[Records]
>> Start

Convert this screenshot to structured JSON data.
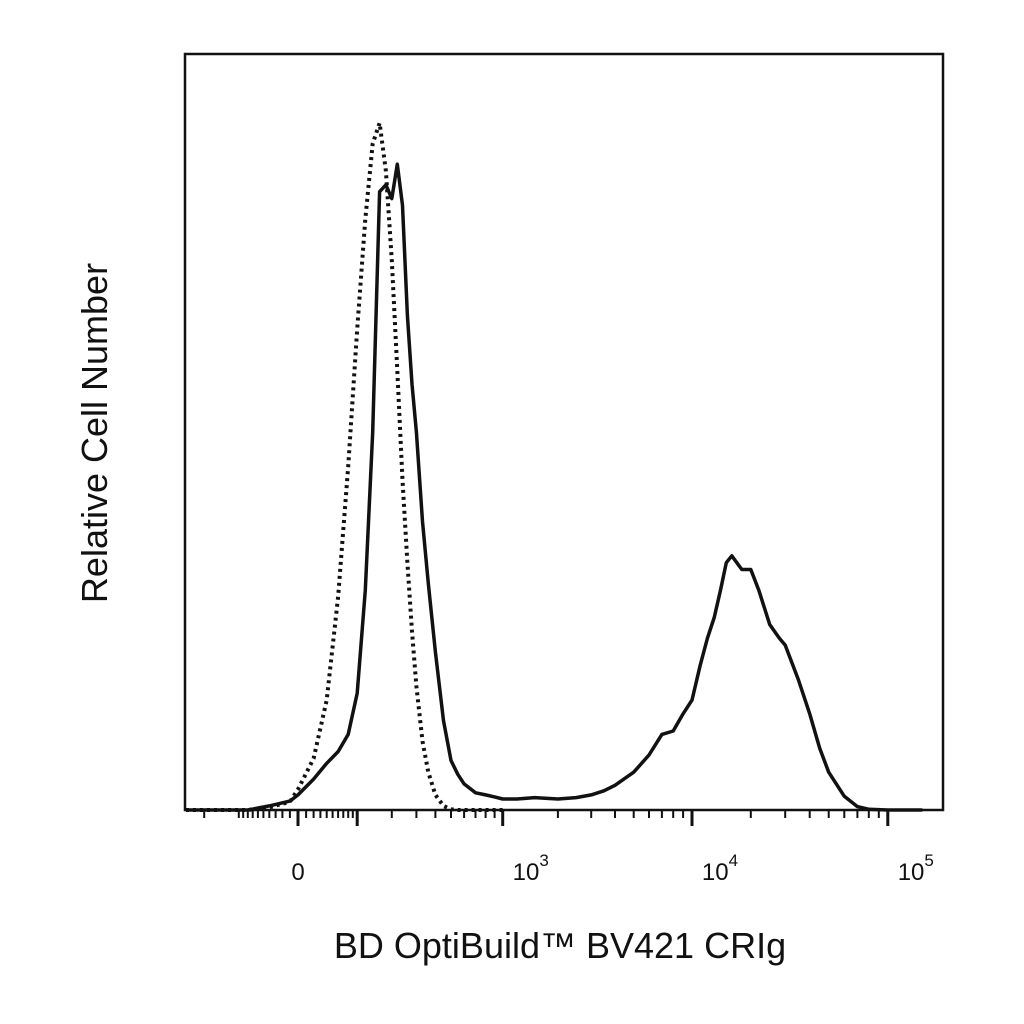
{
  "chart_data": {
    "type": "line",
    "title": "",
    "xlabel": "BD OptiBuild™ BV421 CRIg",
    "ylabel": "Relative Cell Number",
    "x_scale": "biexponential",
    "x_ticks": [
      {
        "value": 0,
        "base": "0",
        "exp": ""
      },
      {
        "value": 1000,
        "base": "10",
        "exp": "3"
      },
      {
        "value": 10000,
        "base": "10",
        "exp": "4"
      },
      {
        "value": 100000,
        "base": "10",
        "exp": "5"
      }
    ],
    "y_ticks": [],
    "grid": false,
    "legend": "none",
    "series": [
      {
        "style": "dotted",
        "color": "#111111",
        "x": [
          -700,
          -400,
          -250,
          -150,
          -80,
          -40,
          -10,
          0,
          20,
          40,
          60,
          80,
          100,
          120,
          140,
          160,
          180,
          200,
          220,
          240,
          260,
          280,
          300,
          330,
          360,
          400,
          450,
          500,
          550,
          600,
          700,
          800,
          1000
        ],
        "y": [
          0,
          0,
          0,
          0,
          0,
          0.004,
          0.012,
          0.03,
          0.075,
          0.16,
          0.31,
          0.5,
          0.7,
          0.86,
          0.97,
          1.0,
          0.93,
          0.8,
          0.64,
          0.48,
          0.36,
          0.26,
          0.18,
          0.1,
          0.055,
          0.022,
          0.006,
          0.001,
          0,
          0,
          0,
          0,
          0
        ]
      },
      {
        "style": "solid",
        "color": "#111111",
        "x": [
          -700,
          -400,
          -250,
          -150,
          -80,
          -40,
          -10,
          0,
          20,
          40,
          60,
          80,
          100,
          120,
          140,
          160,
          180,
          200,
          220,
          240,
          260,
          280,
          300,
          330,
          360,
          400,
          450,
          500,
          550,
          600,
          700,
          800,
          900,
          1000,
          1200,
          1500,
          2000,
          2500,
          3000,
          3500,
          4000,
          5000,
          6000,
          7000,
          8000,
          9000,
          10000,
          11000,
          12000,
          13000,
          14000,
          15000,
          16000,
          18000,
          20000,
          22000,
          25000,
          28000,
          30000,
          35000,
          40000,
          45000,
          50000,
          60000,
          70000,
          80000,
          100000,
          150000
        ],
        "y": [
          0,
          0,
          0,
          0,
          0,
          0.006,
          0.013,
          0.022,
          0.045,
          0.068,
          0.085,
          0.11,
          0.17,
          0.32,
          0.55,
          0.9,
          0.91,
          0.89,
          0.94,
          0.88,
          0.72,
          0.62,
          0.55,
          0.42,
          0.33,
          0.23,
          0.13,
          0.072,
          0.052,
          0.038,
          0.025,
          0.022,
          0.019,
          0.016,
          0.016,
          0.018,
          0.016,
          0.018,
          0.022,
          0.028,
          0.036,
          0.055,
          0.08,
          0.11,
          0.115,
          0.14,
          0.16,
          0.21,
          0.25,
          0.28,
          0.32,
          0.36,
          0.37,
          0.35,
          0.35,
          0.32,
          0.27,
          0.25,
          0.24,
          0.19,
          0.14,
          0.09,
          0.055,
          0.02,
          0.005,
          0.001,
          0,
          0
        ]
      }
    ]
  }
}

>> End

STATED TASK — Filter the records down to the lines that contain the string "value", and copy those lines.

SOLVED PROBLEM —
        "value": 0,
        "value": 1000,
        "value": 10000,
        "value": 100000,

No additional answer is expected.